(Collected data entries)
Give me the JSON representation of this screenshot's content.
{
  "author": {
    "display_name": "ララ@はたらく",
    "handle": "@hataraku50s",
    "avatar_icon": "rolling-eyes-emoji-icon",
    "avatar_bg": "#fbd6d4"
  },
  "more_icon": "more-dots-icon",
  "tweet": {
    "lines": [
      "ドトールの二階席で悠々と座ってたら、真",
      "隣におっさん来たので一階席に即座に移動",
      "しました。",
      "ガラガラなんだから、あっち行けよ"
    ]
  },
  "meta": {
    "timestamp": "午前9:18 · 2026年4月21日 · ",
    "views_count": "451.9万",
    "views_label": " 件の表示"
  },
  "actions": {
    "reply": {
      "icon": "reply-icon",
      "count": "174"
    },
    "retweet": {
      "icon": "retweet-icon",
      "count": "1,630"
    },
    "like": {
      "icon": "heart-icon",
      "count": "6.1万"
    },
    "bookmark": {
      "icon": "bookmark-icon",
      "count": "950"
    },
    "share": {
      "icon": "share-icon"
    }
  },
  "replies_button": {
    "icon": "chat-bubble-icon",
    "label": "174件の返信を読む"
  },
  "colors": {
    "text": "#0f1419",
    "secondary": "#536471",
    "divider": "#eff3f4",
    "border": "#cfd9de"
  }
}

### REQUEST
Your task is to repeat the data exactly; please include every line.

### RESULT
Give me the JSON representation of this screenshot's content.
{
  "author": {
    "display_name": "ララ@はたらく",
    "handle": "@hataraku50s",
    "avatar_icon": "rolling-eyes-emoji-icon",
    "avatar_bg": "#fbd6d4"
  },
  "more_icon": "more-dots-icon",
  "tweet": {
    "lines": [
      "ドトールの二階席で悠々と座ってたら、真",
      "隣におっさん来たので一階席に即座に移動",
      "しました。",
      "ガラガラなんだから、あっち行けよ"
    ]
  },
  "meta": {
    "timestamp": "午前9:18 · 2026年4月21日 · ",
    "views_count": "451.9万",
    "views_label": " 件の表示"
  },
  "actions": {
    "reply": {
      "icon": "reply-icon",
      "count": "174"
    },
    "retweet": {
      "icon": "retweet-icon",
      "count": "1,630"
    },
    "like": {
      "icon": "heart-icon",
      "count": "6.1万"
    },
    "bookmark": {
      "icon": "bookmark-icon",
      "count": "950"
    },
    "share": {
      "icon": "share-icon"
    }
  },
  "replies_button": {
    "icon": "chat-bubble-icon",
    "label": "174件の返信を読む"
  },
  "colors": {
    "text": "#0f1419",
    "secondary": "#536471",
    "divider": "#eff3f4",
    "border": "#cfd9de"
  }
}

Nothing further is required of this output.